**Saved data entries**:
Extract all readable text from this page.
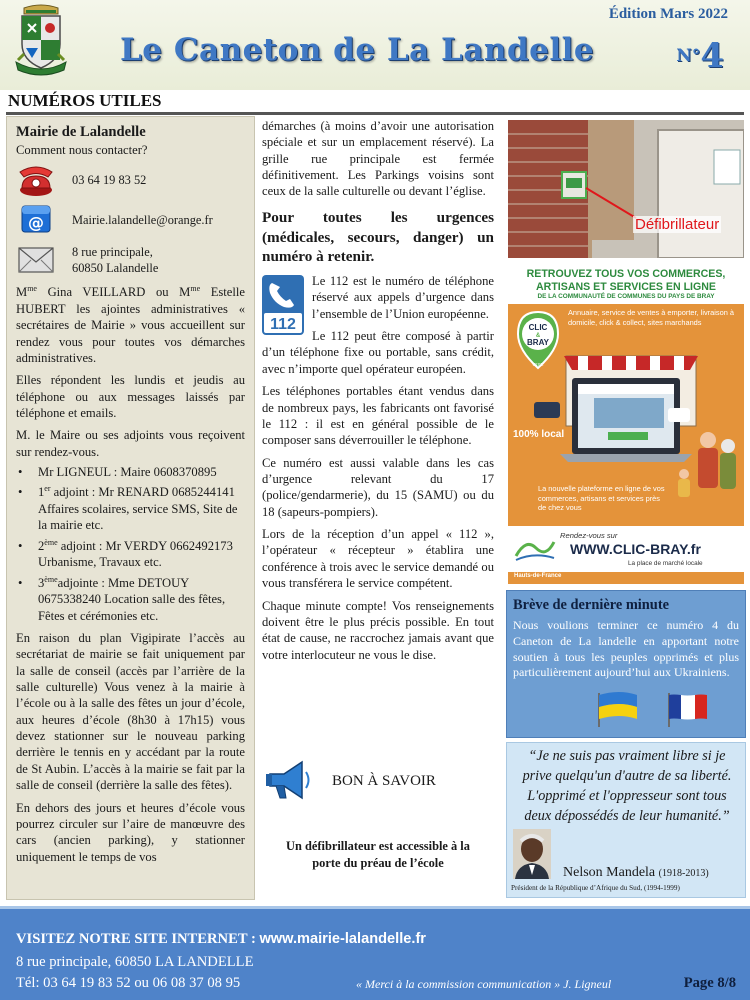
Édition Mars 2022
Le Caneton de La Landelle	N°4
NUMÉROS UTILES
Mairie de Lalandelle
Comment nous contacter?
03 64 19 83 52
@ Mairie.lalandelle@orange.fr
8 rue principale,
60850 Lalandelle

$M^{me}$ Gina VEILLARD ou $M^{me}$ Estelle HUBERT les ajointes administratives « secrétaires de Mairie » vous accueillent sur rendez vous pour toutes vos démarches administratives.

Elles répondent les lundis et jeudis au téléphone ou aux messages laissés par téléphone et emails.

M. le Maire ou ses adjoints vous reçoivent sur rendez-vous.

• Mr LIGNEUL : Maire 0608370895
• 1er adjoint : Mr RENARD 0685244141 Affaires scolaires, service SMS, Site de la mairie etc.
• 2ème adjoint : Mr VERDY 0662492173 Urbanisme, Travaux etc.
• 3èmeadjointe : Mme DETOUY 0675338240 Location salle des fêtes, Fêtes et cérémonies etc.

En raison du plan Vigipirate l’accès au secrétariat de mairie se fait uniquement par la salle de conseil (accès par l’arrière de la salle culturelle) Vous venez à la mairie à l’école ou à la salle des fêtes un jour d’école, aux heures d’école (8h30 à 17h15) vous devez stationner sur le nouveau parking derrière le tennis en y accédant par la route de St Aubin. L’accès à la mairie se fait par la salle de conseil (derrière la salle des fêtes).

En dehors des jours et heures d’école vous pourrez circuler sur l’aire de manœuvre des cars (ancien parking), y stationner uniquement le temps de vos

démarches (à moins d’avoir une autorisation spéciale et sur un emplacement réservé). La grille rue principale est fermée définitivement. Les Parkings voisins sont ceux de la salle culturelle ou devant l’église.

Pour toutes les urgences (médicales, secours, danger) un numéro à retenir.
112

Le 112 est le numéro de téléphone réservé aux appels d’urgence dans l’ensemble de l’Union européenne.

Le 112 peut être composé à partir d’un téléphone fixe ou portable, sans crédit, avec n’importe quel opérateur européen.

Les téléphones portables étant vendus dans de nombreux pays, les fabricants ont favorisé le 112 : il est en général possible de le composer sans déverrouiller le téléphone.

Ce numéro est aussi valable dans les cas d’urgence relevant du 17 (police/gendarmerie), du 15 (SAMU) ou du 18 (sapeurs-pompiers).

Lors de la réception d’un appel « 112 », l’opérateur « récepteur » établira une conférence à trois avec le service demandé ou vous transférera le service compétent.

Chaque minute compte! Vos renseignements doivent être le plus précis possible. En tout état de cause, ne raccrochez jamais avant que votre interlocuteur ne vous le dise.

BON À SAVOIR
Un défibrillateur est accessible à la
porte du préau de l’école
Défibrillateur
RETROUVEZ TOUS VOS COMMERCES, ARTISANS ET SERVICES EN LIGNE
DE LA COMMUNAUTÉ DE COMMUNES DU PAYS DE BRAY
CLIC
&
BRAY
OISE
Annuaire, service de ventes à emporter, livraison à domicile, click & collect, sites marchands
100% local
La nouvelle plateforme en ligne de vos commerces, artisans et services près de chez vous
Rendez-vous sur
WWW.CLIC-BRAY.fr
La place de marché locale
Hauts-de-France
Brève de dernière minute

Nous voulions terminer ce numéro 4 du Caneton de La landelle en apportant notre soutien à tous les peuples opprimés et plus particulièrement aujourd’hui aux Ukrainiens.

“Je ne suis pas vraiment libre si je prive quelqu'un d'autre de sa liberté. L'opprimé et l'oppresseur sont tous deux dépossédés de leur humanité.”
Nelson Mandela (1918-2013)
Président de la République d’Afrique du Sud, (1994-1999)
VISITEZ NOTRE SITE INTERNET : www.mairie-lalandelle.fr
8 rue principale, 60850 LA LANDELLE
Tél: 03 64 19 83 52 ou 06 08 37 08 95	« Merci à la commission communication » J. Ligneul	Page 8/8
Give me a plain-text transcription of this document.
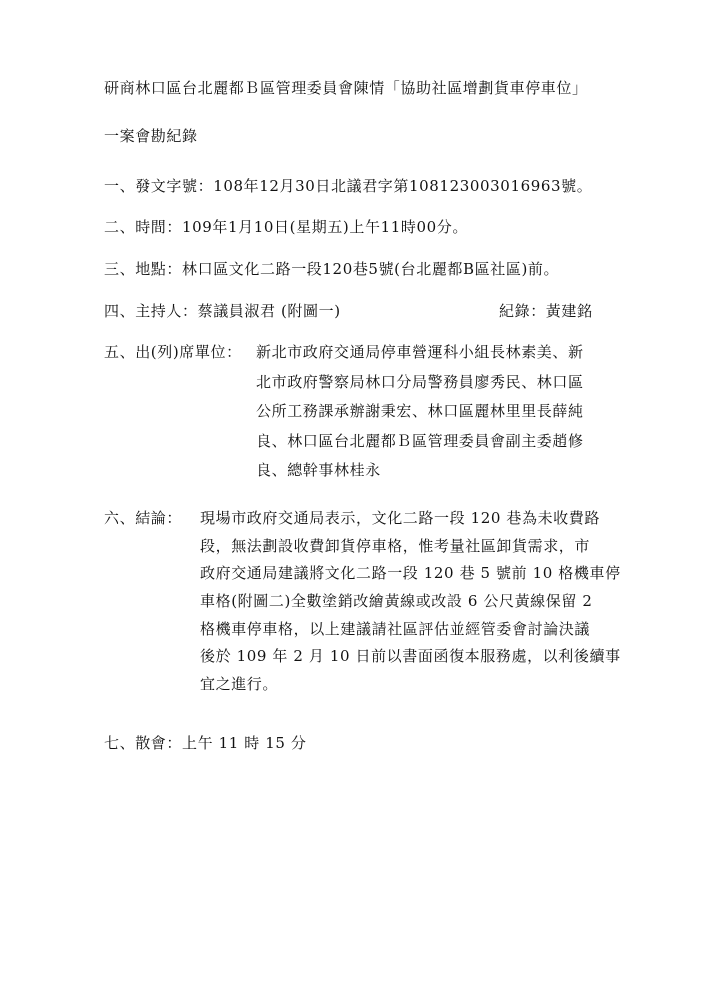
研商林口區台北麗都Ｂ區管理委員會陳情「協助社區增劃貨車停車位」
一案會勘紀錄
一、發文字號：108年12月30日北議君字第108123003016963號。
二、時間：109年1月10日(星期五)上午11時00分。
三、地點：林口區文化二路一段120巷5號(台北麗都B區社區)前。
四、主持人：蔡議員淑君 (附圖一)	紀錄：黃建銘
五、出(列)席單位： 新北市政府交通局停車營運科小組長林素美、新
北市政府警察局林口分局警務員廖秀民、林口區
公所工務課承辦謝秉宏、林口區麗林里里長薛純
良、林口區台北麗都Ｂ區管理委員會副主委趙修
良、總幹事林桂永
六、結論： 現場市政府交通局表示，文化二路一段 120 巷為未收費路
段，無法劃設收費卸貨停車格，惟考量社區卸貨需求，市
政府交通局建議將文化二路一段 120 巷 5 號前 10 格機車停
車格(附圖二)全數塗銷改繪黃線或改設 6 公尺黃線保留 2
格機車停車格，以上建議請社區評估並經管委會討論決議
後於 109 年 2 月 10 日前以書面函復本服務處，以利後續事
宜之進行。
七、散會：上午 11 時 15 分
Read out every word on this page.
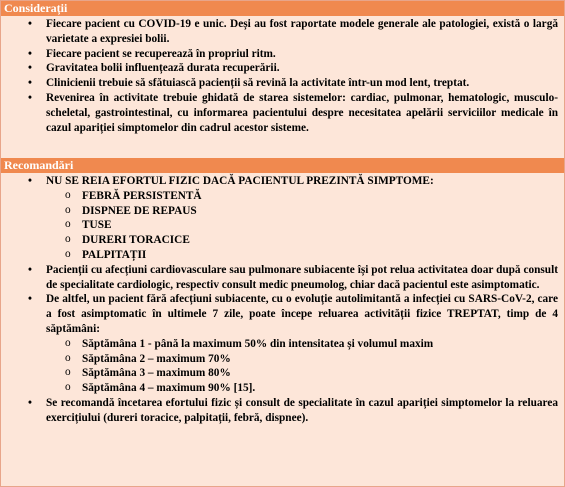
Considerații
• Fiecare pacient cu COVID-19 e unic. Deși au fost raportate modele generale ale patologiei, există o largă varietate a expresiei bolii.
• Fiecare pacient se recuperează în propriul ritm.
• Gravitatea bolii influențează durata recuperării.
• Clinicienii trebuie să sfătuiască pacienții să revină la activitate într-un mod lent, treptat.
• Revenirea în activitate trebuie ghidată de starea sistemelor: cardiac, pulmonar, hematologic, musculo-scheletal, gastrointestinal, cu informarea pacientului despre necesitatea apelării serviciilor medicale în cazul apariției simptomelor din cadrul acestor sisteme.
Recomandări
• NU SE REIA EFORTUL FIZIC DACĂ PACIENTUL PREZINTĂ SIMPTOME:
o FEBRĂ PERSISTENTĂ
o DISPNEE DE REPAUS
o TUSE
o DURERI TORACICE
o PALPITAȚII
• Pacienții cu afecțiuni cardiovasculare sau pulmonare subiacente își pot relua activitatea doar după consult de specialitate cardiologic, respectiv consult medic pneumolog, chiar dacă pacientul este asimptomatic.
• De altfel, un pacient fără afecțiuni subiacente, cu o evoluție autolimitantă a infecției cu SARS-CoV-2, care a fost asimptomatic în ultimele 7 zile, poate începe reluarea activității fizice TREPTAT, timp de 4 săptămâni:
o Săptămâna 1 - până la maximum 50% din intensitatea și volumul maxim
o Săptămâna 2 – maximum 70%
o Săptămâna 3 – maximum 80%
o Săptămâna 4 – maximum 90% [15].
• Se recomandă încetarea efortului fizic și consult de specialitate în cazul apariției simptomelor la reluarea exercițiului (dureri toracice, palpitații, febră, dispnee).
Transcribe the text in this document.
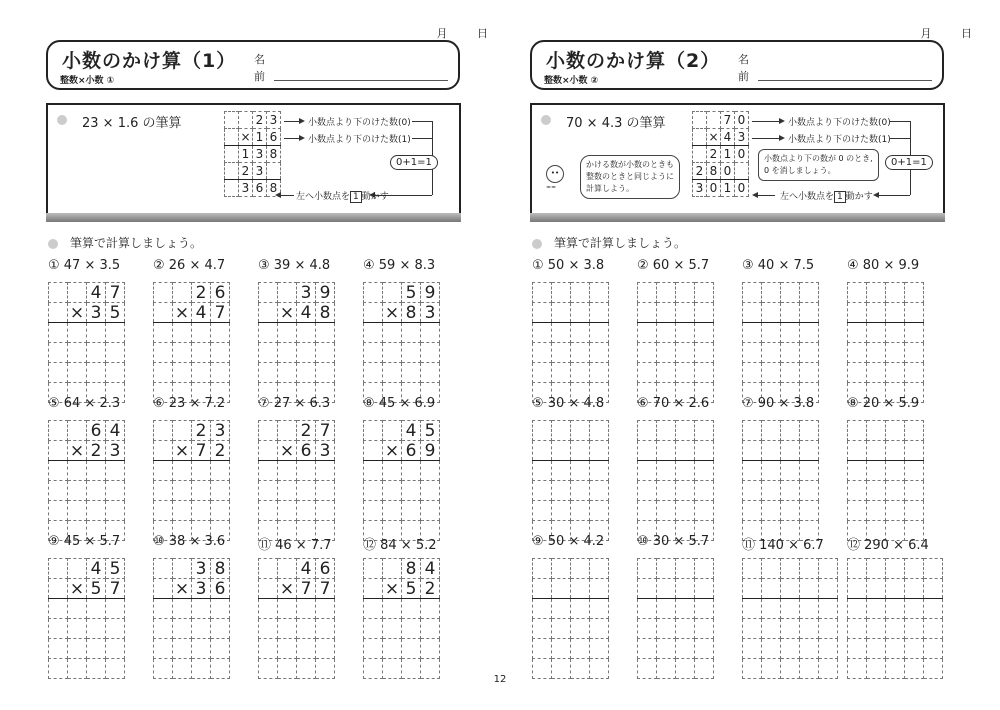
月	日
小数のかけ算（1）
整数×小数 ①
名
前
23 × 1.6 の筆算
			2	3
	×	1	6
	1	3	8
	2	3	
	3	6	8
小数点より下のけた数(0)
小数点より下のけた数(1)
0+1=1
左へ小数点を 1 動かす
筆算で計算しましょう。
① 47 × 3.5
		4	7
	×	3	5

② 26 × 4.7
		2	6
	×	4	7

③ 39 × 4.8
		3	9
	×	4	8

④ 59 × 8.3
		5	9
	×	8	3

⑤ 64 × 2.3
		6	4
	×	2	3

⑥ 23 × 7.2
		2	3
	×	7	2

⑦ 27 × 6.3
		2	7
	×	6	3

⑧ 45 × 6.9
		4	5
	×	6	9

⑨ 45 × 5.7
		4	5
	×	5	7

⑩ 38 × 3.6
		3	8
	×	3	6

⑪ 46 × 7.7
		4	6
	×	7	7

⑫ 84 × 5.2
		8	4
	×	5	2

月	日
小数のかけ算（2）
整数×小数 ②
名
前
70 × 4.3 の筆算
••
≈≈
かける数が小数のときも
整数のときと同じように
計算しよう。
		7	0
	×	4	3
	2	1	0
2	8	0	
3	0	1	0
小数点より下のけた数(0)
小数点より下のけた数(1)
0+1=1
小数点より下の数が 0 のとき,
0 を消しましょう。
左へ小数点を 1 動かす
筆算で計算しましょう。
① 50 × 3.8

				② 60 × 5.7

				③ 40 × 7.5

				④ 80 × 9.9

⑤ 30 × 4.8

				⑥ 70 × 2.6

				⑦ 90 × 3.8

				⑧ 20 × 5.9

⑨ 50 × 4.2

				⑩ 30 × 5.7

				⑪ 140 × 6.7

				⑫ 290 × 6.4

12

**Task directions**: Return a copy of every line that includes the word "asimptomatic".

**Solution to the problem**:
• Pacienții cu afecțiuni cardiovasculare sau pulmonare subiacente își pot relua activitatea doar după consult de specialitate cardiologic, respectiv consult medic pneumolog, chiar dacă pacientul este asimptomatic.
• De altfel, un pacient fără afecțiuni subiacente, cu o evoluție autolimitantă a infecției cu SARS-CoV-2, care a fost asimptomatic în ultimele 7 zile, poate începe reluarea activității fizice TREPTAT, timp de 4 săptămâni:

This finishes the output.